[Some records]
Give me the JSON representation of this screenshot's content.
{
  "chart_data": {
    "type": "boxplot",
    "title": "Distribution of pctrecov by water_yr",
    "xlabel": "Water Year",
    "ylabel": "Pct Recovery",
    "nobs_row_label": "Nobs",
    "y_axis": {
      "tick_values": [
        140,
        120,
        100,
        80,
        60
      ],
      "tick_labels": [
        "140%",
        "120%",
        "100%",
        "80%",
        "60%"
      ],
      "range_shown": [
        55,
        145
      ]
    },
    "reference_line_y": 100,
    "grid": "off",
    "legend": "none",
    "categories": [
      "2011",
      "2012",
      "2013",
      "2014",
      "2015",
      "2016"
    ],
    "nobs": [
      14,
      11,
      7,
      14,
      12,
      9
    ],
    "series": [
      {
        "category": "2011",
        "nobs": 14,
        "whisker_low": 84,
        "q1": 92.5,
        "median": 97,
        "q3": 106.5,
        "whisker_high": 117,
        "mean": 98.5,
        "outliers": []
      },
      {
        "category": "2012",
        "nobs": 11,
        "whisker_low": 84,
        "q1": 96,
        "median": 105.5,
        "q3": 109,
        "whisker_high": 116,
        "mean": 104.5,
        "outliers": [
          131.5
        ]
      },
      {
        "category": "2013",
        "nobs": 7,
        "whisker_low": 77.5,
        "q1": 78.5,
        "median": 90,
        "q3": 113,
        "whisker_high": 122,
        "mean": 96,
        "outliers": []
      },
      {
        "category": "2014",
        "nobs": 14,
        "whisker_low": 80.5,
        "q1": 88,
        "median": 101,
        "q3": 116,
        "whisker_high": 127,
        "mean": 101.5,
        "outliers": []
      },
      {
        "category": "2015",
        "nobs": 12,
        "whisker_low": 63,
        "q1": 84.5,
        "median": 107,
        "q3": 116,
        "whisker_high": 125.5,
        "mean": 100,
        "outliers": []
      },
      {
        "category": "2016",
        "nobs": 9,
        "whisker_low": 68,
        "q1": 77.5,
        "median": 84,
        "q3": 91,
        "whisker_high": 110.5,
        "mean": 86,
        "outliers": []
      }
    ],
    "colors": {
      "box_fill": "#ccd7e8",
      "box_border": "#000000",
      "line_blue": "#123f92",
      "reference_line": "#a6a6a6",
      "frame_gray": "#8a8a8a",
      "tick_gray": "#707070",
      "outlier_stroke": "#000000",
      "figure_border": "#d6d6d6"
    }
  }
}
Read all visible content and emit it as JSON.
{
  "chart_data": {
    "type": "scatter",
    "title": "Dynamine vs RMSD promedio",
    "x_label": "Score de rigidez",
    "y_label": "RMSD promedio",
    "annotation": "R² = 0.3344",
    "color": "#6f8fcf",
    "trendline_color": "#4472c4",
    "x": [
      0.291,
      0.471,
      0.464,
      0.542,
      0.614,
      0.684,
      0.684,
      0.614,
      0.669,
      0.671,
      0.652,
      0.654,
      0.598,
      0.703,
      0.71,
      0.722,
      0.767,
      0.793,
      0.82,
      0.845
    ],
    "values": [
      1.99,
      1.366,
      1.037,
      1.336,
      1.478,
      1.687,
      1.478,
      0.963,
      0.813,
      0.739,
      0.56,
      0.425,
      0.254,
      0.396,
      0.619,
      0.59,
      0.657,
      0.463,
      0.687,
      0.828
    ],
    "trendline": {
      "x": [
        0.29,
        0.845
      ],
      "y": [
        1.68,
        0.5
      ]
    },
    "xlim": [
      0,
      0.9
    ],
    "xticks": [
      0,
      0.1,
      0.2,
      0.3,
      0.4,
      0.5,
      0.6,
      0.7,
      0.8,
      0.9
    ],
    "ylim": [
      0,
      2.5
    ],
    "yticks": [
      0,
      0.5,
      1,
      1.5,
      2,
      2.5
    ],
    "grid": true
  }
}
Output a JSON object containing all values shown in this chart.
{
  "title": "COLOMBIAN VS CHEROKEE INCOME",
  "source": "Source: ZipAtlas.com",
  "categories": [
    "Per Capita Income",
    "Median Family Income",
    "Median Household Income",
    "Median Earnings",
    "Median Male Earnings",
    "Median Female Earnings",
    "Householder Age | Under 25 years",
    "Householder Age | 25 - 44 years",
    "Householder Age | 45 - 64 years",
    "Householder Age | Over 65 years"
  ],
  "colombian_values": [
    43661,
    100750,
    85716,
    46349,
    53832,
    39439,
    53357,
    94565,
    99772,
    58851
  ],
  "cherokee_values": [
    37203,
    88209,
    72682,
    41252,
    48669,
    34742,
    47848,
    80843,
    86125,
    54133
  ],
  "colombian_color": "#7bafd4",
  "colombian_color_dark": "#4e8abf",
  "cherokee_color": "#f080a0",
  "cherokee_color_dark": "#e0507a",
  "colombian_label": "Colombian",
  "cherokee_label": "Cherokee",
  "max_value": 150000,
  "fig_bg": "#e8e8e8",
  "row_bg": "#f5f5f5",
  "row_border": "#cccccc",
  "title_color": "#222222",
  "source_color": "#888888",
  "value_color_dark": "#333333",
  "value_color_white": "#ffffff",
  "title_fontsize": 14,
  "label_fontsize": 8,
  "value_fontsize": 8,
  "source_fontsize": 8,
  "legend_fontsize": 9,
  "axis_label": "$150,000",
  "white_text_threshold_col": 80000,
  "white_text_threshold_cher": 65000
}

_WHAT THE EXERCISE ASKS_: Determine how many lines include the word "mean" and report that number by itself.

_RESULT_: 6